## Data
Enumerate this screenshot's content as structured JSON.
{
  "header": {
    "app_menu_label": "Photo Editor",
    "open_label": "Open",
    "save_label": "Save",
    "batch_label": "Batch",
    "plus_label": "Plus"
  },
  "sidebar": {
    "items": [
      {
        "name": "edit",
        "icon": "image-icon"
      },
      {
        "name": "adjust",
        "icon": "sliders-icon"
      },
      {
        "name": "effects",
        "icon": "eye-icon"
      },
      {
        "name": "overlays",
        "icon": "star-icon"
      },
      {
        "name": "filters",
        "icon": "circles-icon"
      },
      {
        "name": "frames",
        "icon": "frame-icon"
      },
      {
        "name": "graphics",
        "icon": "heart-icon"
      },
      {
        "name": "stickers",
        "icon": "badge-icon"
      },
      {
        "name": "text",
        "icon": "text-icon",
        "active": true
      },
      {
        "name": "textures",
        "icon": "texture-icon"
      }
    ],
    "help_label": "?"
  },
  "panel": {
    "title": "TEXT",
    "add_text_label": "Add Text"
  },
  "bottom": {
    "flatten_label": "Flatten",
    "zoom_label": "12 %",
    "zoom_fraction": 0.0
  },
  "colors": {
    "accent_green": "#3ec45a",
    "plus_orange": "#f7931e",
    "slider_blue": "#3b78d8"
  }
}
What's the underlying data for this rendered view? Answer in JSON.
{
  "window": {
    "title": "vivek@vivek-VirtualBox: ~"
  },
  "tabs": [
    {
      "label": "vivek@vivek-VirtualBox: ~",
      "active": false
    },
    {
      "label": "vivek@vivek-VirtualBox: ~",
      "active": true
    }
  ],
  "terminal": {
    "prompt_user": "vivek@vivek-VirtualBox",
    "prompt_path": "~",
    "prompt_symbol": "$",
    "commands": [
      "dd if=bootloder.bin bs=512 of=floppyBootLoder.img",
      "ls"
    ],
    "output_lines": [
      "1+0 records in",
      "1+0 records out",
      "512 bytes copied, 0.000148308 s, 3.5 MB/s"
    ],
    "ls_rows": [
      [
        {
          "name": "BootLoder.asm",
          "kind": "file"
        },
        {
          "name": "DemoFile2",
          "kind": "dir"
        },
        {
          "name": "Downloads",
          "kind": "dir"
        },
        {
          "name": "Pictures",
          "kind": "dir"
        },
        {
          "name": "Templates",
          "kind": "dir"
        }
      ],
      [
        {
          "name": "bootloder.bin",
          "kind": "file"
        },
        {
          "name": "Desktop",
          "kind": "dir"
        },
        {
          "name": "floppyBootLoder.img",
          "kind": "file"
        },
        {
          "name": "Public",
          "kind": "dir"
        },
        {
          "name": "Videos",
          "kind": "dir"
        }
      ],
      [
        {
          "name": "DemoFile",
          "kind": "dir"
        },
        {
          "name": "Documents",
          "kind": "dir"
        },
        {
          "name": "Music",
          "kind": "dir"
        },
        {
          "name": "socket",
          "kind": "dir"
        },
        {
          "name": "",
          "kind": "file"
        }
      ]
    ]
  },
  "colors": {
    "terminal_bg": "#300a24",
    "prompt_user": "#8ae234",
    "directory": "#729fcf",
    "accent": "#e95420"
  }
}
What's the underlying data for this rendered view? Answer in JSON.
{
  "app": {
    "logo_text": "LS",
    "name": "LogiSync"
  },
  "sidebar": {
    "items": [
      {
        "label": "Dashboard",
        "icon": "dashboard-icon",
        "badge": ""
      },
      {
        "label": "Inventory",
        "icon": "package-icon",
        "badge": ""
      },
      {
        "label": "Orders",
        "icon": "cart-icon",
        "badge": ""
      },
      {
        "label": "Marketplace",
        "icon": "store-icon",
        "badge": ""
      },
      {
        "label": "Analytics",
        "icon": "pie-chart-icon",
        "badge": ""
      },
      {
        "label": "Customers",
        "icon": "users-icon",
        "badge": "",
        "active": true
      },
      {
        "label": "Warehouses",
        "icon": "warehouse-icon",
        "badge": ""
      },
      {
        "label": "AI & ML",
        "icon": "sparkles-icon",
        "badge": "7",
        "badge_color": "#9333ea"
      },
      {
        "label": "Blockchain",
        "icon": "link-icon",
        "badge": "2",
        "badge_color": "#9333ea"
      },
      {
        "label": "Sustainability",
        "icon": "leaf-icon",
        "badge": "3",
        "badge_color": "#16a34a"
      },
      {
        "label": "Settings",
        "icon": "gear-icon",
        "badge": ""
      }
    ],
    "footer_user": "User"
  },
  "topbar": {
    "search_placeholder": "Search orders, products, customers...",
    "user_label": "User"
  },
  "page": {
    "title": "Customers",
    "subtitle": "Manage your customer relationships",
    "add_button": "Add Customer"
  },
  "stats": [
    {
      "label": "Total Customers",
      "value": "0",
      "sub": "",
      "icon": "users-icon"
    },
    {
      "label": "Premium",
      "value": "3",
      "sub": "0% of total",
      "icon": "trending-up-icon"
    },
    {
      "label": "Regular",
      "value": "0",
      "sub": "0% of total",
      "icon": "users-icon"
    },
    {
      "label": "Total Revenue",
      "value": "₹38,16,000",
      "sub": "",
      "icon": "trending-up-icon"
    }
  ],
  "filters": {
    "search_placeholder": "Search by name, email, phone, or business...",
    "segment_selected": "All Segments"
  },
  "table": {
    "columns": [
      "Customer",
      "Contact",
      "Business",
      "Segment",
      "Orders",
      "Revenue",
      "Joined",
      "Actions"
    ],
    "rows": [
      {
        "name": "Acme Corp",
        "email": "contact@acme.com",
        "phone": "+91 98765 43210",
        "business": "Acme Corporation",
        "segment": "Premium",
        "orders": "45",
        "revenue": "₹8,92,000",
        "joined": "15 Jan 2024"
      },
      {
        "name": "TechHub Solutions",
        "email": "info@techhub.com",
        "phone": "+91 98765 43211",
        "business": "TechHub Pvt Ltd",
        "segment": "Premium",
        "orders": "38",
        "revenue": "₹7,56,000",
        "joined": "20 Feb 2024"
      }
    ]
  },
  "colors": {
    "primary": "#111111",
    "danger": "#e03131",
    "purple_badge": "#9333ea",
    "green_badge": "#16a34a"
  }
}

## Job
Repeat the listing exactly, from its first line to its last.

## Correct output
Enumerate this screenshot's content as structured JSON.
{
  "header": {
    "app_menu_label": "Photo Editor",
    "open_label": "Open",
    "save_label": "Save",
    "batch_label": "Batch",
    "plus_label": "Plus"
  },
  "sidebar": {
    "items": [
      {
        "name": "edit",
        "icon": "image-icon"
      },
      {
        "name": "adjust",
        "icon": "sliders-icon"
      },
      {
        "name": "effects",
        "icon": "eye-icon"
      },
      {
        "name": "overlays",
        "icon": "star-icon"
      },
      {
        "name": "filters",
        "icon": "circles-icon"
      },
      {
        "name": "frames",
        "icon": "frame-icon"
      },
      {
        "name": "graphics",
        "icon": "heart-icon"
      },
      {
        "name": "stickers",
        "icon": "badge-icon"
      },
      {
        "name": "text",
        "icon": "text-icon",
        "active": true
      },
      {
        "name": "textures",
        "icon": "texture-icon"
      }
    ],
    "help_label": "?"
  },
  "panel": {
    "title": "TEXT",
    "add_text_label": "Add Text"
  },
  "bottom": {
    "flatten_label": "Flatten",
    "zoom_label": "12 %",
    "zoom_fraction": 0.0
  },
  "colors": {
    "accent_green": "#3ec45a",
    "plus_orange": "#f7931e",
    "slider_blue": "#3b78d8"
  }
}
What's the underlying data for this rendered view? Answer in JSON.
{
  "window": {
    "title": "vivek@vivek-VirtualBox: ~"
  },
  "tabs": [
    {
      "label": "vivek@vivek-VirtualBox: ~",
      "active": false
    },
    {
      "label": "vivek@vivek-VirtualBox: ~",
      "active": true
    }
  ],
  "terminal": {
    "prompt_user": "vivek@vivek-VirtualBox",
    "prompt_path": "~",
    "prompt_symbol": "$",
    "commands": [
      "dd if=bootloder.bin bs=512 of=floppyBootLoder.img",
      "ls"
    ],
    "output_lines": [
      "1+0 records in",
      "1+0 records out",
      "512 bytes copied, 0.000148308 s, 3.5 MB/s"
    ],
    "ls_rows": [
      [
        {
          "name": "BootLoder.asm",
          "kind": "file"
        },
        {
          "name": "DemoFile2",
          "kind": "dir"
        },
        {
          "name": "Downloads",
          "kind": "dir"
        },
        {
          "name": "Pictures",
          "kind": "dir"
        },
        {
          "name": "Templates",
          "kind": "dir"
        }
      ],
      [
        {
          "name": "bootloder.bin",
          "kind": "file"
        },
        {
          "name": "Desktop",
          "kind": "dir"
        },
        {
          "name": "floppyBootLoder.img",
          "kind": "file"
        },
        {
          "name": "Public",
          "kind": "dir"
        },
        {
          "name": "Videos",
          "kind": "dir"
        }
      ],
      [
        {
          "name": "DemoFile",
          "kind": "dir"
        },
        {
          "name": "Documents",
          "kind": "dir"
        },
        {
          "name": "Music",
          "kind": "dir"
        },
        {
          "name": "socket",
          "kind": "dir"
        },
        {
          "name": "",
          "kind": "file"
        }
      ]
    ]
  },
  "colors": {
    "terminal_bg": "#300a24",
    "prompt_user": "#8ae234",
    "directory": "#729fcf",
    "accent": "#e95420"
  }
}
What's the underlying data for this rendered view? Answer in JSON.
{
  "app": {
    "logo_text": "LS",
    "name": "LogiSync"
  },
  "sidebar": {
    "items": [
      {
        "label": "Dashboard",
        "icon": "dashboard-icon",
        "badge": ""
      },
      {
        "label": "Inventory",
        "icon": "package-icon",
        "badge": ""
      },
      {
        "label": "Orders",
        "icon": "cart-icon",
        "badge": ""
      },
      {
        "label": "Marketplace",
        "icon": "store-icon",
        "badge": ""
      },
      {
        "label": "Analytics",
        "icon": "pie-chart-icon",
        "badge": ""
      },
      {
        "label": "Customers",
        "icon": "users-icon",
        "badge": "",
        "active": true
      },
      {
        "label": "Warehouses",
        "icon": "warehouse-icon",
        "badge": ""
      },
      {
        "label": "AI & ML",
        "icon": "sparkles-icon",
        "badge": "7",
        "badge_color": "#9333ea"
      },
      {
        "label": "Blockchain",
        "icon": "link-icon",
        "badge": "2",
        "badge_color": "#9333ea"
      },
      {
        "label": "Sustainability",
        "icon": "leaf-icon",
        "badge": "3",
        "badge_color": "#16a34a"
      },
      {
        "label": "Settings",
        "icon": "gear-icon",
        "badge": ""
      }
    ],
    "footer_user": "User"
  },
  "topbar": {
    "search_placeholder": "Search orders, products, customers...",
    "user_label": "User"
  },
  "page": {
    "title": "Customers",
    "subtitle": "Manage your customer relationships",
    "add_button": "Add Customer"
  },
  "stats": [
    {
      "label": "Total Customers",
      "value": "0",
      "sub": "",
      "icon": "users-icon"
    },
    {
      "label": "Premium",
      "value": "3",
      "sub": "0% of total",
      "icon": "trending-up-icon"
    },
    {
      "label": "Regular",
      "value": "0",
      "sub": "0% of total",
      "icon": "users-icon"
    },
    {
      "label": "Total Revenue",
      "value": "₹38,16,000",
      "sub": "",
      "icon": "trending-up-icon"
    }
  ],
  "filters": {
    "search_placeholder": "Search by name, email, phone, or business...",
    "segment_selected": "All Segments"
  },
  "table": {
    "columns": [
      "Customer",
      "Contact",
      "Business",
      "Segment",
      "Orders",
      "Revenue",
      "Joined",
      "Actions"
    ],
    "rows": [
      {
        "name": "Acme Corp",
        "email": "contact@acme.com",
        "phone": "+91 98765 43210",
        "business": "Acme Corporation",
        "segment": "Premium",
        "orders": "45",
        "revenue": "₹8,92,000",
        "joined": "15 Jan 2024"
      },
      {
        "name": "TechHub Solutions",
        "email": "info@techhub.com",
        "phone": "+91 98765 43211",
        "business": "TechHub Pvt Ltd",
        "segment": "Premium",
        "orders": "38",
        "revenue": "₹7,56,000",
        "joined": "20 Feb 2024"
      }
    ]
  },
  "colors": {
    "primary": "#111111",
    "danger": "#e03131",
    "purple_badge": "#9333ea",
    "green_badge": "#16a34a"
  }
}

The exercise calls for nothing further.